Exercise prompt:
Without altering anything, repeat each of the records.

Start of Supplied records

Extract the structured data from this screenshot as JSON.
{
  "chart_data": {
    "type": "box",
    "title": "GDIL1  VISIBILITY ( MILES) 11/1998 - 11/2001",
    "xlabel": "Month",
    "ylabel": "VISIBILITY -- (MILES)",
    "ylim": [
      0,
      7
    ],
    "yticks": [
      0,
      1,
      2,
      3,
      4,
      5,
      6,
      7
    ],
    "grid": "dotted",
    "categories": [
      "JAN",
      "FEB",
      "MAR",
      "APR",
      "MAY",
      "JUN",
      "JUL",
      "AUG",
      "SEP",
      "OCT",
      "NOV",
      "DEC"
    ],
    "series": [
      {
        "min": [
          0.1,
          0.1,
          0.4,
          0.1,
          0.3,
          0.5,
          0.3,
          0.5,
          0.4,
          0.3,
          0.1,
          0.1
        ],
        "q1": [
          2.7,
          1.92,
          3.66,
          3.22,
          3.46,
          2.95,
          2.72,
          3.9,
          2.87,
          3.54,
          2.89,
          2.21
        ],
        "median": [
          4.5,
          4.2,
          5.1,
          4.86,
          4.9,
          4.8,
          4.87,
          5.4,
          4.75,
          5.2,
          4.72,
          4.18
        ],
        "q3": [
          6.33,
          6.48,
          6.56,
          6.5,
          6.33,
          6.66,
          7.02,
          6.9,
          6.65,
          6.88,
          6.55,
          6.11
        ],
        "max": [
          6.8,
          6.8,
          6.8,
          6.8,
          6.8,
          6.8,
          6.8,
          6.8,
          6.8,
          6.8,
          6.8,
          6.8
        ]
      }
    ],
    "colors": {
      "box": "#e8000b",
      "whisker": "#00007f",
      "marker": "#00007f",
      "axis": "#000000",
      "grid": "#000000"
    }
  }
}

End of Supplied records

Answer to the problem:
Extract the structured data from this screenshot as JSON.
{
  "chart_data": {
    "type": "box",
    "title": "GDIL1  VISIBILITY ( MILES) 11/1998 - 11/2001",
    "xlabel": "Month",
    "ylabel": "VISIBILITY -- (MILES)",
    "ylim": [
      0,
      7
    ],
    "yticks": [
      0,
      1,
      2,
      3,
      4,
      5,
      6,
      7
    ],
    "grid": "dotted",
    "categories": [
      "JAN",
      "FEB",
      "MAR",
      "APR",
      "MAY",
      "JUN",
      "JUL",
      "AUG",
      "SEP",
      "OCT",
      "NOV",
      "DEC"
    ],
    "series": [
      {
        "min": [
          0.1,
          0.1,
          0.4,
          0.1,
          0.3,
          0.5,
          0.3,
          0.5,
          0.4,
          0.3,
          0.1,
          0.1
        ],
        "q1": [
          2.7,
          1.92,
          3.66,
          3.22,
          3.46,
          2.95,
          2.72,
          3.9,
          2.87,
          3.54,
          2.89,
          2.21
        ],
        "median": [
          4.5,
          4.2,
          5.1,
          4.86,
          4.9,
          4.8,
          4.87,
          5.4,
          4.75,
          5.2,
          4.72,
          4.18
        ],
        "q3": [
          6.33,
          6.48,
          6.56,
          6.5,
          6.33,
          6.66,
          7.02,
          6.9,
          6.65,
          6.88,
          6.55,
          6.11
        ],
        "max": [
          6.8,
          6.8,
          6.8,
          6.8,
          6.8,
          6.8,
          6.8,
          6.8,
          6.8,
          6.8,
          6.8,
          6.8
        ]
      }
    ],
    "colors": {
      "box": "#e8000b",
      "whisker": "#00007f",
      "marker": "#00007f",
      "axis": "#000000",
      "grid": "#000000"
    }
  }
}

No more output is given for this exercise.